**Text passage:**
We thank those parties that have supported us in this measure. This is a very good bill; it considers very important measures and very important principles. It gives us great pleasure that it will pass through its first reading tonight and be referred to the select committee.

DAVE HEREORA (Labour): I take this opportunity to take a call and restate my colleagues’ comments surrounding Labour’s position—that is, that we will support this bill’s referral to the select committee. I do think it is important that we have that debate, and the select committee process will allow us to enjoy some of the advice that might come to us in relation to regulatory responsibilities. Having said that, it is good sense, I think, that we are monitoring, talking about, and debating good lawmaking systems and processes, because we do not necessarily want to find that there are unintended consequences, where the rights of people are compromised.

The possibility of a regulatory responsibility bill was considered, and not pursued, by both recent National and Labour-led Governments. Instead of setting high-level principles for public service legislation, the Government has focused on strengthening institutional measures to improve regulatory design.

The aim of this bill is to ensure that principles of responsible regulatory management are always in the minds of those responsible for legislation, and that is about ensuring we have good lawmaking systems and processes. Many of these principles are equivalent to those in a proposed regulatory responsibility bill from 1997 and 1998, with a few significant exceptions. They are also largely the same as the current requirements and processes set out in the Cabinet Manual, the Regulatory Impact Analysis requirements, the Code of Good Regulatory Practice, the Generic Policy Development Process, and the Legislation Advisory Committee guidelines. So essentially this bill would be, in some way, a duplication.

During April and March of 1998 the Government considered introducing a regulatory responsibility bill. The proposal was canvassed with a group of experts. The group did not reach agreement on whether legislation was needed to catalyse cultural change in the public service or to reinforce institutional measures such as the Code of Good Regulatory Practice. The experts group also debated and came to no clear consensus on whether the problem of poor regulation at the time could instead be addressed by improving the capability of public servants to develop good regulation, contracting for good regulation through the employment contracts of chief executives, the further development of best practice and the greater provision of this throughout the public service, the private sector, interest groups, and the public review of regulations by analysis with regulatory oversight, and whether this review should be of the process or of the process and substance of regulation, and the creation of a ministerial portfolio that may have additional powers of review.

**Written task a:** Which lines of the entries below contain the word "avatar"? Filter them out and copy each one, treating the match as case-sensitive.

**Listed records:**
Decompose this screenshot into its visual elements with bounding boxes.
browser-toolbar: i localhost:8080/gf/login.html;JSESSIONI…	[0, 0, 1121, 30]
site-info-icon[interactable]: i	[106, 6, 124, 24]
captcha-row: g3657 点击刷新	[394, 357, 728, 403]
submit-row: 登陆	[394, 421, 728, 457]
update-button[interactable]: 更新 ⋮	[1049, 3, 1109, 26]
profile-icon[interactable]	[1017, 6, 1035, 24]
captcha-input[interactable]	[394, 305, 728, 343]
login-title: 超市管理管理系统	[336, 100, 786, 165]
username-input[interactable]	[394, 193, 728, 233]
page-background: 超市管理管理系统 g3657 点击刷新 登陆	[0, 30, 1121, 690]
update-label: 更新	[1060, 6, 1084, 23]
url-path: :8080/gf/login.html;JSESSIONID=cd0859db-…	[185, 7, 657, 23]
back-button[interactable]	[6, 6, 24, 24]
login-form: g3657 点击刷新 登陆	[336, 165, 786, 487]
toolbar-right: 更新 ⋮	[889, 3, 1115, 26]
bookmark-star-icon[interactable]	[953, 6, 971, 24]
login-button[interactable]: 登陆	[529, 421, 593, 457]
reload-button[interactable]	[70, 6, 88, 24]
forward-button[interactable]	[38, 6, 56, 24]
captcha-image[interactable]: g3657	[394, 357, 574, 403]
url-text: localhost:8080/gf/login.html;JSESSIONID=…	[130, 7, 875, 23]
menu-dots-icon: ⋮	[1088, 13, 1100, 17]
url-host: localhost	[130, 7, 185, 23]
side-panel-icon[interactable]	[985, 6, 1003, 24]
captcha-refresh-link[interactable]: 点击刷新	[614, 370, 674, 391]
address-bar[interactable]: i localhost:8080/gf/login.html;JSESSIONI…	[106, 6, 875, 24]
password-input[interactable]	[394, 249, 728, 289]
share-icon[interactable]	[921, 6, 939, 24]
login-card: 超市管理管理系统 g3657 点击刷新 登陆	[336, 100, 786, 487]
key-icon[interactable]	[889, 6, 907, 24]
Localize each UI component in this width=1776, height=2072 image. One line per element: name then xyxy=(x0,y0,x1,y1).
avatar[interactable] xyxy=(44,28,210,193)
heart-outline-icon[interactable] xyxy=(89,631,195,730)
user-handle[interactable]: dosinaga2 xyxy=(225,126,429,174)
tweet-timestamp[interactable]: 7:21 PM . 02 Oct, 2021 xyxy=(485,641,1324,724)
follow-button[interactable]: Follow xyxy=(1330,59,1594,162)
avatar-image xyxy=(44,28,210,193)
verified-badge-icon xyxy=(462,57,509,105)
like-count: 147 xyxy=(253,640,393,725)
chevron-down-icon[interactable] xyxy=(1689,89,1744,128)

**Written task b:** According to the debate excerpt on the regulatory responsibility bill, when did the Government consider introducing such a bill?

**Problem solution a:**
avatar[interactable] xyxy=(44,28,210,193)
avatar-image xyxy=(44,28,210,193)

**Problem solution b:** During April and March of 1998.